Accent on Youth (film)


Accent on Youth is a 1935 American comedy film directed by Wesley Ruggles and written by Herbert Fields and Claude Binyon based on the play of the same name written by Samson Raphaelson. The film stars Sylvia Sidney, Herbert Marshall, Phillip Reed, Holmes Herbert, Catherine Doucet and Astrid Allwyn. The film was released on August 23, 1935, by Paramount Pictures.

Cast

Andre Sennwald of The New York Times said, "Samson Raphaelson's pleasant little stage comedy of middle-aged love spends a good deal of its time being a garrulous bore in its motion picture version at the Paramount Theatre. Never notable for any startling excesses of invention, it slows down to a succession of dialogues as it reaches the screen, and is content to be a faithful photographic study of its original. It is still a mild delight, though, to contemplate the fresh and amusing point of view which is the basis of Accent on Youth. Mr. Raphaelson has written a comedy which might serve as a sort of amorous supplement to Walter Pitkin's hymn of encouragement to the middle-aged. He performs a definite service for the emotional bankrupt, even if he does not call it "Love Begins at Fifty."

◆ WORK TO COMPLETE:
1. Reproduce the passage of the article on Accent on Youth from "Accent on Youth (film)" to "by Paramount Pictures.".
2. List the actors that the article on Accent on Youth names as the film's stars.
The records that come after this article have no connection to it.

(Document layout detection data)
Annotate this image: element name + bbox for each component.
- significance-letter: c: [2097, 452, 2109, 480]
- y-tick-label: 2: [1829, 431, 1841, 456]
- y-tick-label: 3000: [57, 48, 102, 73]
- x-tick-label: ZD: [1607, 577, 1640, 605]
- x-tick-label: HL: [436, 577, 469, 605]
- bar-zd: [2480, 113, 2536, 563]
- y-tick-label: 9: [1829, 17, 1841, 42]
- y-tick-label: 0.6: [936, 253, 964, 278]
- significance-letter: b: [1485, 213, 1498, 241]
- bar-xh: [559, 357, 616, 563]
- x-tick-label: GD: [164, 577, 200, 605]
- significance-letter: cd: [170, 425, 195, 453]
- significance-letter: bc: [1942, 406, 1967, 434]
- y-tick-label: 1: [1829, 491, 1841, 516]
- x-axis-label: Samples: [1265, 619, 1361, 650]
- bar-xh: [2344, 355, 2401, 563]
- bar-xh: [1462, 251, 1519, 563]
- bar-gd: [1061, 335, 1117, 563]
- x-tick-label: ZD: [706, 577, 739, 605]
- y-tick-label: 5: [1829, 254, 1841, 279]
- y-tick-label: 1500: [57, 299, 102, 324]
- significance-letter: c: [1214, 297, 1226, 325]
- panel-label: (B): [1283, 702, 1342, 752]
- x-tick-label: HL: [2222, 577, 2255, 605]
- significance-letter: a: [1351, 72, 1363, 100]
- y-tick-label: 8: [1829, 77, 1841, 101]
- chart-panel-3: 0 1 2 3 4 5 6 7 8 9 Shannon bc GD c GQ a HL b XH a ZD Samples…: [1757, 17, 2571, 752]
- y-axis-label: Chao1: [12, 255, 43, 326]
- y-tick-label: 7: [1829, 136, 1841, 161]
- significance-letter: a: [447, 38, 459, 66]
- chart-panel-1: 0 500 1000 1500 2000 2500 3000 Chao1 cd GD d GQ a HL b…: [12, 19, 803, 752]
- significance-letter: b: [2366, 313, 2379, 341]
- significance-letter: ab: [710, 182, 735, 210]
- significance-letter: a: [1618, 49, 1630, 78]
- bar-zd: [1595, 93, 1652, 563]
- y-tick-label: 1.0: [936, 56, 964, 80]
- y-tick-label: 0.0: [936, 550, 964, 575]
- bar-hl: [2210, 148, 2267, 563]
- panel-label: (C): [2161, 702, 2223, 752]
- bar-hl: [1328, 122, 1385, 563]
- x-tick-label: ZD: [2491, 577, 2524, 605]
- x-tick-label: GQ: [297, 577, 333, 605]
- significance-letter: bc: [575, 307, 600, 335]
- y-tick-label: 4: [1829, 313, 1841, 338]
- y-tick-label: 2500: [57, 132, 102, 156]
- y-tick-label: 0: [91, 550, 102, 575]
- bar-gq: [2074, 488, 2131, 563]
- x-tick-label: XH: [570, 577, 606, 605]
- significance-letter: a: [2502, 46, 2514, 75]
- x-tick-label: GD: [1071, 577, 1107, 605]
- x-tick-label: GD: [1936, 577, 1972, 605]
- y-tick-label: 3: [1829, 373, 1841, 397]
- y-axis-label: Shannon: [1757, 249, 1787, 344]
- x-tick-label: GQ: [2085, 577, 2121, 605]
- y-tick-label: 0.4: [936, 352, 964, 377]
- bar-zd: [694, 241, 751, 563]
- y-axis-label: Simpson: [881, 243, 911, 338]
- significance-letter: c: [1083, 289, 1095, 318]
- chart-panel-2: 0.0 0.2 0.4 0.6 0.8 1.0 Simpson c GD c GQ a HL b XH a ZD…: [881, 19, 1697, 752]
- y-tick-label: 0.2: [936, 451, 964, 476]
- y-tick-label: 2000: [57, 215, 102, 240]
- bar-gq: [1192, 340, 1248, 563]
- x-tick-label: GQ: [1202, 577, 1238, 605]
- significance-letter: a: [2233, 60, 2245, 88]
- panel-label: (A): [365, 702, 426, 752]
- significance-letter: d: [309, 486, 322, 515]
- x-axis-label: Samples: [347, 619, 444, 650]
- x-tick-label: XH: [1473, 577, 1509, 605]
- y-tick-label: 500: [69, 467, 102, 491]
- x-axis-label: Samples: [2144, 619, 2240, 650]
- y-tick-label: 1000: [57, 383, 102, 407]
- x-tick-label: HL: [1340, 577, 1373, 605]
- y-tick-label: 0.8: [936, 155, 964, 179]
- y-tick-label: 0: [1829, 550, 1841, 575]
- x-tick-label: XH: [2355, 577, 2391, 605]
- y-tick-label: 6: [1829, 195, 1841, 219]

◆ ANSWERS PROVIDED:
1.
Accent on Youth (film)


Accent on Youth is a 1935 American comedy film directed by Wesley Ruggles and written by Herbert Fields and Claude Binyon based on the play of the same name written by Samson Raphaelson. The film stars Sylvia Sidney, Herbert Marshall, Phillip Reed, Holmes Herbert, Catherine Doucet and Astrid Allwyn. The film was released on August 23, 1935, by Paramount Pictures.

2. Sylvia Sidney, Herbert Marshall, Phillip Reed, Holmes Herbert, Catherine Doucet, Astrid Allwyn